## [Dataset entries]
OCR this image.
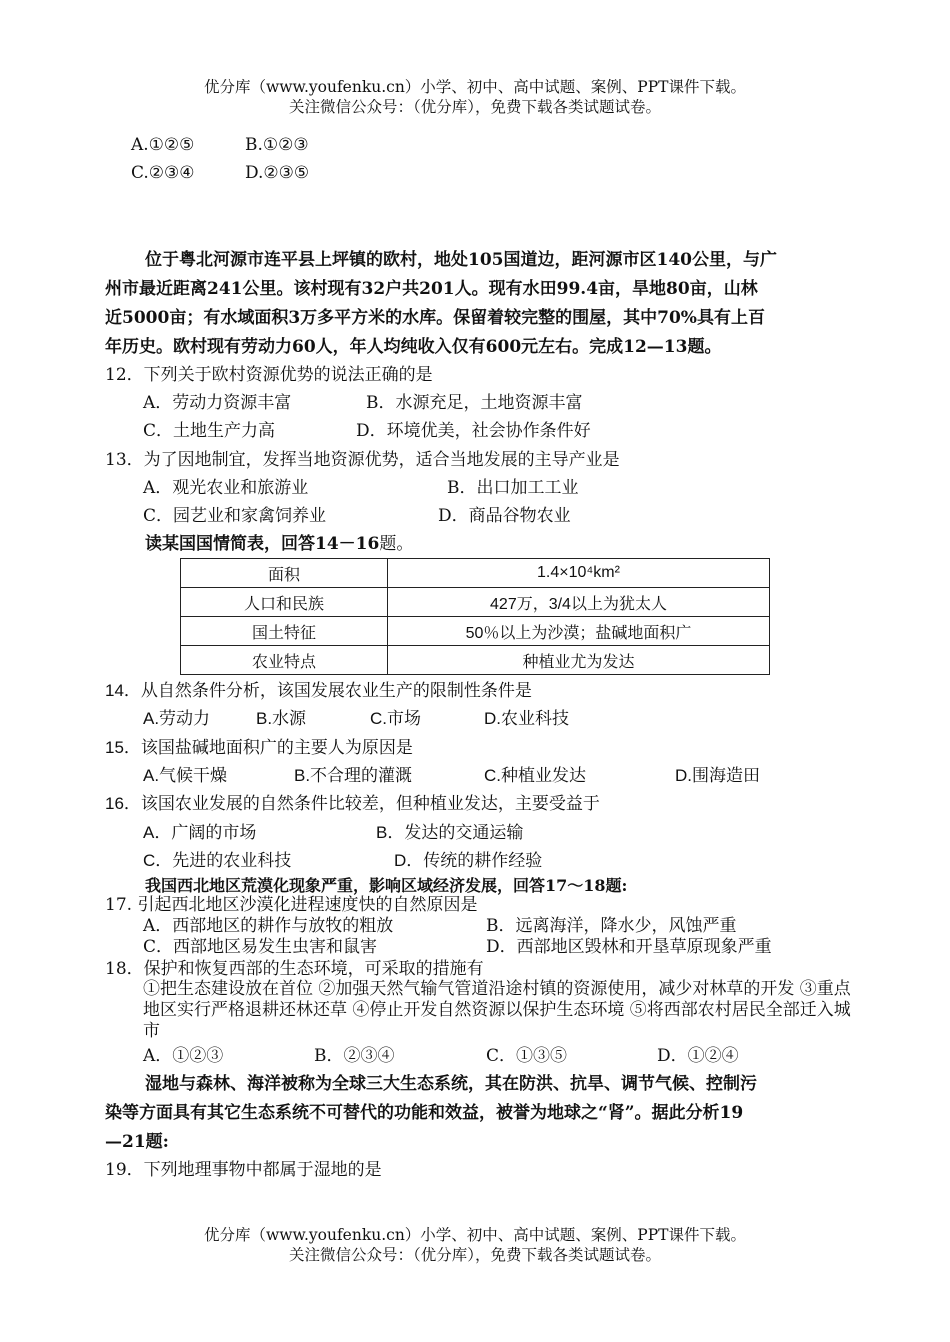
优分库（www.youfenku.cn）小学、初中、高中试题、案例、PPT课件下载。
关注微信公众号：（优分库），免费下载各类试题试卷。
A.①②⑤	B.①②③
C.②③④	D.②③⑤
位于粤北河源市连平县上坪镇的欧村，地处105国道边，距河源市区140公里，与广
州市最近距离241公里。该村现有32户共201人。现有水田99.4亩，旱地80亩，山林
近5000亩；有水域面积3万多平方米的水库。保留着较完整的围屋，其中70%具有上百
年历史。欧村现有劳动力60人，年人均纯收入仅有600元左右。完成12—13题。
12．下列关于欧村资源优势的说法正确的是
A．劳动力资源丰富	B．水源充足，土地资源丰富
C．土地生产力高	D．环境优美，社会协作条件好
13．为了因地制宜，发挥当地资源优势，适合当地发展的主导产业是
A．观光农业和旅游业	B．出口加工工业
C．园艺业和家禽饲养业	D．商品谷物农业
读某国国情简表，回答14－16题。
面积	1.4×10⁴km²
人口和民族	427万，3/4以上为犹太人
国土特征	50％以上为沙漠；盐碱地面积广
农业特点	种植业尤为发达
14．从自然条件分析，该国发展农业生产的限制性条件是
A.劳动力	B.水源	C.市场	D.农业科技
15．该国盐碱地面积广的主要人为原因是
A.气候干燥	B.不合理的灌溉	C.种植业发达	D.围海造田
16．该国农业发展的自然条件比较差，但种植业发达，主要受益于
A．广阔的市场	B．发达的交通运输
C．先进的农业科技	D．传统的耕作经验
我国西北地区荒漠化现象严重，影响区域经济发展，回答17～18题:
17. 引起西北地区沙漠化进程速度快的自然原因是
A．西部地区的耕作与放牧的粗放	B．远离海洋，降水少，风蚀严重
C．西部地区易发生虫害和鼠害	D．西部地区毁林和开垦草原现象严重
18．保护和恢复西部的生态环境，可采取的措施有
①把生态建设放在首位 ②加强天然气输气管道沿途村镇的资源使用，减少对林草的开发 ③重点地区实行严格退耕还林还草 ④停止开发自然资源以保护生态环境 ⑤将西部农村居民全部迁入城市
A．①②③	B．②③④	C．①③⑤	D．①②④
湿地与森林、海洋被称为全球三大生态系统，其在防洪、抗旱、调节气候、控制污
染等方面具有其它生态系统不可替代的功能和效益，被誉为地球之“肾”。据此分析19
—21题:
19．下列地理事物中都属于湿地的是
优分库（www.youfenku.cn）小学、初中、高中试题、案例、PPT课件下载。
关注微信公众号：（优分库），免费下载各类试题试卷。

## [Description of the task]
Except for the pictures, give all the material above again verbatim.

## [Correct output]
OCR this image.
优分库（www.youfenku.cn）小学、初中、高中试题、案例、PPT课件下载。
关注微信公众号：（优分库），免费下载各类试题试卷。
A.①②⑤	B.①②③
C.②③④	D.②③⑤
位于粤北河源市连平县上坪镇的欧村，地处105国道边，距河源市区140公里，与广
州市最近距离241公里。该村现有32户共201人。现有水田99.4亩，旱地80亩，山林
近5000亩；有水域面积3万多平方米的水库。保留着较完整的围屋，其中70%具有上百
年历史。欧村现有劳动力60人，年人均纯收入仅有600元左右。完成12—13题。
12．下列关于欧村资源优势的说法正确的是
A．劳动力资源丰富	B．水源充足，土地资源丰富
C．土地生产力高	D．环境优美，社会协作条件好
13．为了因地制宜，发挥当地资源优势，适合当地发展的主导产业是
A．观光农业和旅游业	B．出口加工工业
C．园艺业和家禽饲养业	D．商品谷物农业
读某国国情简表，回答14－16题。
面积	1.4×10⁴km²
人口和民族	427万，3/4以上为犹太人
国土特征	50％以上为沙漠；盐碱地面积广
农业特点	种植业尤为发达
14．从自然条件分析，该国发展农业生产的限制性条件是
A.劳动力	B.水源	C.市场	D.农业科技
15．该国盐碱地面积广的主要人为原因是
A.气候干燥	B.不合理的灌溉	C.种植业发达	D.围海造田
16．该国农业发展的自然条件比较差，但种植业发达，主要受益于
A．广阔的市场	B．发达的交通运输
C．先进的农业科技	D．传统的耕作经验
我国西北地区荒漠化现象严重，影响区域经济发展，回答17～18题:
17. 引起西北地区沙漠化进程速度快的自然原因是
A．西部地区的耕作与放牧的粗放	B．远离海洋，降水少，风蚀严重
C．西部地区易发生虫害和鼠害	D．西部地区毁林和开垦草原现象严重
18．保护和恢复西部的生态环境，可采取的措施有
①把生态建设放在首位 ②加强天然气输气管道沿途村镇的资源使用，减少对林草的开发 ③重点地区实行严格退耕还林还草 ④停止开发自然资源以保护生态环境 ⑤将西部农村居民全部迁入城市
A．①②③	B．②③④	C．①③⑤	D．①②④
湿地与森林、海洋被称为全球三大生态系统，其在防洪、抗旱、调节气候、控制污
染等方面具有其它生态系统不可替代的功能和效益，被誉为地球之“肾”。据此分析19
—21题:
19．下列地理事物中都属于湿地的是
优分库（www.youfenku.cn）小学、初中、高中试题、案例、PPT课件下载。
关注微信公众号：（优分库），免费下载各类试题试卷。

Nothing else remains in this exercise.